%%
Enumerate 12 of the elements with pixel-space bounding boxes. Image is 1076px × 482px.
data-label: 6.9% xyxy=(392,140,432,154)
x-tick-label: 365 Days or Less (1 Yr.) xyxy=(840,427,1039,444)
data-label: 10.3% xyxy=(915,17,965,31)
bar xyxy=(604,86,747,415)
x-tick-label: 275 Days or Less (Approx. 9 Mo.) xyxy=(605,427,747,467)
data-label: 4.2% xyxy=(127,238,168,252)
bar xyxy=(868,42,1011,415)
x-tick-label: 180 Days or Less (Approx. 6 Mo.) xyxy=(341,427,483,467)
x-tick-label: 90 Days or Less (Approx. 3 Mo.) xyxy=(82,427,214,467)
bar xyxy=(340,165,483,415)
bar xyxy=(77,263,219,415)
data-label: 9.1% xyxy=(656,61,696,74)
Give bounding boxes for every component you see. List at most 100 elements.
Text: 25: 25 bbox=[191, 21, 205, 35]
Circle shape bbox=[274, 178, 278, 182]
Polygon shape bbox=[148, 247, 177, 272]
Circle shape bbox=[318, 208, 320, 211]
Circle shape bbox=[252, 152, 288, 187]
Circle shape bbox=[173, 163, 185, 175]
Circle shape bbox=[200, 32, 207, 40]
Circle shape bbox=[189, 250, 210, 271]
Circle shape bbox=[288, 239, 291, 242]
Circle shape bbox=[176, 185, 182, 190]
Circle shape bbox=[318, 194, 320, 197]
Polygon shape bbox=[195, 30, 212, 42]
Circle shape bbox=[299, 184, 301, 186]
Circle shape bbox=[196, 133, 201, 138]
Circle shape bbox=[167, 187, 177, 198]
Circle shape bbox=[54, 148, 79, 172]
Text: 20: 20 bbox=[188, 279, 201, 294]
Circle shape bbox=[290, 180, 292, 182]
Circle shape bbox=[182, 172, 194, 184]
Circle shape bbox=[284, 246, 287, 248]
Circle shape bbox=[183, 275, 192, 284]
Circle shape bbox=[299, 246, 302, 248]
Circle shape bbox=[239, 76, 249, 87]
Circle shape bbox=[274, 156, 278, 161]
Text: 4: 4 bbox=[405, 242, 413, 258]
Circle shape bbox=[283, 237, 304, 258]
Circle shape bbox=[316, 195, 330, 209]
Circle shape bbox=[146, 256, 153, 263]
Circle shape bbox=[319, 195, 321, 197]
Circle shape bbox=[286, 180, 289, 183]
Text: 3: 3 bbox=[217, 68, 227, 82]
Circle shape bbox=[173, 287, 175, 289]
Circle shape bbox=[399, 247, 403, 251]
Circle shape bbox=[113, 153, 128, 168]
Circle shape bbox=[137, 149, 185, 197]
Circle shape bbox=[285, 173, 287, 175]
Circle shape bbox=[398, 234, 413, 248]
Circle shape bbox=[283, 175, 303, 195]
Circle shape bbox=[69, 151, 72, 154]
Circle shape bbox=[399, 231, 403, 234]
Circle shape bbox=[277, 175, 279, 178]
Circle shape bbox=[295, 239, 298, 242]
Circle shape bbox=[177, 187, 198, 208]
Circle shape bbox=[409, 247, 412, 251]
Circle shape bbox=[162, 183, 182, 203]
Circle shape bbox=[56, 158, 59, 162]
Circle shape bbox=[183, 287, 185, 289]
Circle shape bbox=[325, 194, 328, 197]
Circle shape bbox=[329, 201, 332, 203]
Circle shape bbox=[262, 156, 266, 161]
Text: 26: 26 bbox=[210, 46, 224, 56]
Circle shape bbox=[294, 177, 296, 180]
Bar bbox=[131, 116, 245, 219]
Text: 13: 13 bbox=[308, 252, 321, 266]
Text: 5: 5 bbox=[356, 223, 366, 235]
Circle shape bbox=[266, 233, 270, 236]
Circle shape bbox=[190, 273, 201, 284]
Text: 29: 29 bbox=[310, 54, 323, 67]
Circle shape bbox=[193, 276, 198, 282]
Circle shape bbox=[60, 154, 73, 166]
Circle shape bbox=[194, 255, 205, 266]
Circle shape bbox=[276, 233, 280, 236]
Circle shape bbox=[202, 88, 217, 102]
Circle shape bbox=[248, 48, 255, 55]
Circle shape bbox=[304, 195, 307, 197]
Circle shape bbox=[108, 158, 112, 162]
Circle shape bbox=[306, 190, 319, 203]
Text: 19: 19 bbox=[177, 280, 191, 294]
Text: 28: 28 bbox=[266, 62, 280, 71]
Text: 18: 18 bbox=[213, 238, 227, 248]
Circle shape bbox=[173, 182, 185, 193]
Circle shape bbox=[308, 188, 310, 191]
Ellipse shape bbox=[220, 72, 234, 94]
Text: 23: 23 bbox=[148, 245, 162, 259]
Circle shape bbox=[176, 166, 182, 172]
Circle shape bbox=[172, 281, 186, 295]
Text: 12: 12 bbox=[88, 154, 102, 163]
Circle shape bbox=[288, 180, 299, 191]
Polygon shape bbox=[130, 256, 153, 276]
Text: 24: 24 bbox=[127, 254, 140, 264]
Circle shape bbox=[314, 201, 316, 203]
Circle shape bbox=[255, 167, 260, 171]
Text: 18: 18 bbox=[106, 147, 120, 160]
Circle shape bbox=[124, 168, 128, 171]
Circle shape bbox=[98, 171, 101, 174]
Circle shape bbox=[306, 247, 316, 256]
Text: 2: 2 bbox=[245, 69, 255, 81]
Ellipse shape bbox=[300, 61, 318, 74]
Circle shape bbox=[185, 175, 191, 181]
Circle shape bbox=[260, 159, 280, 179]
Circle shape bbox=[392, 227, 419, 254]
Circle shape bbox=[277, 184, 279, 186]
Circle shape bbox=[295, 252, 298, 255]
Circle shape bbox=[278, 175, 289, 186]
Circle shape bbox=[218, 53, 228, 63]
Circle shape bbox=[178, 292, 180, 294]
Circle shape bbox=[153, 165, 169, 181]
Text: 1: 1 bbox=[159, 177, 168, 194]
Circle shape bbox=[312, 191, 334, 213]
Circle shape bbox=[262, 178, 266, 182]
%%
### Directions
Please reproduce every line of the items above word for word, leaving nothing out.

### Expected answer
Enumerate 12 of the elements with pixel-space bounding boxes. Image is 1076px × 482px.
data-label: 6.9% xyxy=(392,140,432,154)
x-tick-label: 365 Days or Less (1 Yr.) xyxy=(840,427,1039,444)
data-label: 10.3% xyxy=(915,17,965,31)
bar xyxy=(604,86,747,415)
x-tick-label: 275 Days or Less (Approx. 9 Mo.) xyxy=(605,427,747,467)
data-label: 4.2% xyxy=(127,238,168,252)
bar xyxy=(868,42,1011,415)
x-tick-label: 180 Days or Less (Approx. 6 Mo.) xyxy=(341,427,483,467)
x-tick-label: 90 Days or Less (Approx. 3 Mo.) xyxy=(82,427,214,467)
bar xyxy=(340,165,483,415)
bar xyxy=(77,263,219,415)
data-label: 9.1% xyxy=(656,61,696,74)
Give bounding boxes for every component you see. List at most 100 elements.
Text: 25: 25 bbox=[191, 21, 205, 35]
Circle shape bbox=[274, 178, 278, 182]
Polygon shape bbox=[148, 247, 177, 272]
Circle shape bbox=[318, 208, 320, 211]
Circle shape bbox=[252, 152, 288, 187]
Circle shape bbox=[173, 163, 185, 175]
Circle shape bbox=[200, 32, 207, 40]
Circle shape bbox=[189, 250, 210, 271]
Circle shape bbox=[288, 239, 291, 242]
Circle shape bbox=[176, 185, 182, 190]
Circle shape bbox=[318, 194, 320, 197]
Polygon shape bbox=[195, 30, 212, 42]
Circle shape bbox=[299, 184, 301, 186]
Circle shape bbox=[196, 133, 201, 138]
Circle shape bbox=[167, 187, 177, 198]
Circle shape bbox=[54, 148, 79, 172]
Text: 20: 20 bbox=[188, 279, 201, 294]
Circle shape bbox=[290, 180, 292, 182]
Circle shape bbox=[182, 172, 194, 184]
Circle shape bbox=[284, 246, 287, 248]
Circle shape bbox=[183, 275, 192, 284]
Circle shape bbox=[299, 246, 302, 248]
Circle shape bbox=[239, 76, 249, 87]
Circle shape bbox=[274, 156, 278, 161]
Text: 4: 4 bbox=[405, 242, 413, 258]
Circle shape bbox=[283, 237, 304, 258]
Circle shape bbox=[316, 195, 330, 209]
Circle shape bbox=[146, 256, 153, 263]
Circle shape bbox=[319, 195, 321, 197]
Circle shape bbox=[286, 180, 289, 183]
Text: 3: 3 bbox=[217, 68, 227, 82]
Circle shape bbox=[173, 287, 175, 289]
Circle shape bbox=[399, 247, 403, 251]
Circle shape bbox=[113, 153, 128, 168]
Circle shape bbox=[137, 149, 185, 197]
Circle shape bbox=[285, 173, 287, 175]
Circle shape bbox=[398, 234, 413, 248]
Circle shape bbox=[283, 175, 303, 195]
Circle shape bbox=[69, 151, 72, 154]
Circle shape bbox=[399, 231, 403, 234]
Circle shape bbox=[277, 175, 279, 178]
Circle shape bbox=[295, 239, 298, 242]
Circle shape bbox=[177, 187, 198, 208]
Circle shape bbox=[409, 247, 412, 251]
Circle shape bbox=[162, 183, 182, 203]
Circle shape bbox=[56, 158, 59, 162]
Circle shape bbox=[183, 287, 185, 289]
Circle shape bbox=[325, 194, 328, 197]
Circle shape bbox=[329, 201, 332, 203]
Circle shape bbox=[262, 156, 266, 161]
Text: 26: 26 bbox=[210, 46, 224, 56]
Circle shape bbox=[294, 177, 296, 180]
Bar bbox=[131, 116, 245, 219]
Text: 13: 13 bbox=[308, 252, 321, 266]
Text: 5: 5 bbox=[356, 223, 366, 235]
Circle shape bbox=[266, 233, 270, 236]
Circle shape bbox=[190, 273, 201, 284]
Text: 29: 29 bbox=[310, 54, 323, 67]
Circle shape bbox=[193, 276, 198, 282]
Circle shape bbox=[60, 154, 73, 166]
Circle shape bbox=[194, 255, 205, 266]
Circle shape bbox=[276, 233, 280, 236]
Circle shape bbox=[202, 88, 217, 102]
Circle shape bbox=[248, 48, 255, 55]
Circle shape bbox=[304, 195, 307, 197]
Circle shape bbox=[108, 158, 112, 162]
Circle shape bbox=[306, 190, 319, 203]
Text: 19: 19 bbox=[177, 280, 191, 294]
Text: 28: 28 bbox=[266, 62, 280, 71]
Text: 18: 18 bbox=[213, 238, 227, 248]
Circle shape bbox=[173, 182, 185, 193]
Circle shape bbox=[308, 188, 310, 191]
Ellipse shape bbox=[220, 72, 234, 94]
Text: 23: 23 bbox=[148, 245, 162, 259]
Circle shape bbox=[176, 166, 182, 172]
Circle shape bbox=[172, 281, 186, 295]
Text: 12: 12 bbox=[88, 154, 102, 163]
Circle shape bbox=[288, 180, 299, 191]
Polygon shape bbox=[130, 256, 153, 276]
Text: 24: 24 bbox=[127, 254, 140, 264]
Circle shape bbox=[314, 201, 316, 203]
Circle shape bbox=[255, 167, 260, 171]
Text: 18: 18 bbox=[106, 147, 120, 160]
Circle shape bbox=[124, 168, 128, 171]
Circle shape bbox=[98, 171, 101, 174]
Circle shape bbox=[306, 247, 316, 256]
Text: 2: 2 bbox=[245, 69, 255, 81]
Ellipse shape bbox=[300, 61, 318, 74]
Circle shape bbox=[185, 175, 191, 181]
Circle shape bbox=[260, 159, 280, 179]
Circle shape bbox=[392, 227, 419, 254]
Circle shape bbox=[277, 184, 279, 186]
Circle shape bbox=[295, 252, 298, 255]
Circle shape bbox=[278, 175, 289, 186]
Circle shape bbox=[218, 53, 228, 63]
Circle shape bbox=[178, 292, 180, 294]
Circle shape bbox=[153, 165, 169, 181]
Text: 1: 1 bbox=[159, 177, 168, 194]
Circle shape bbox=[312, 191, 334, 213]
Circle shape bbox=[262, 178, 266, 182]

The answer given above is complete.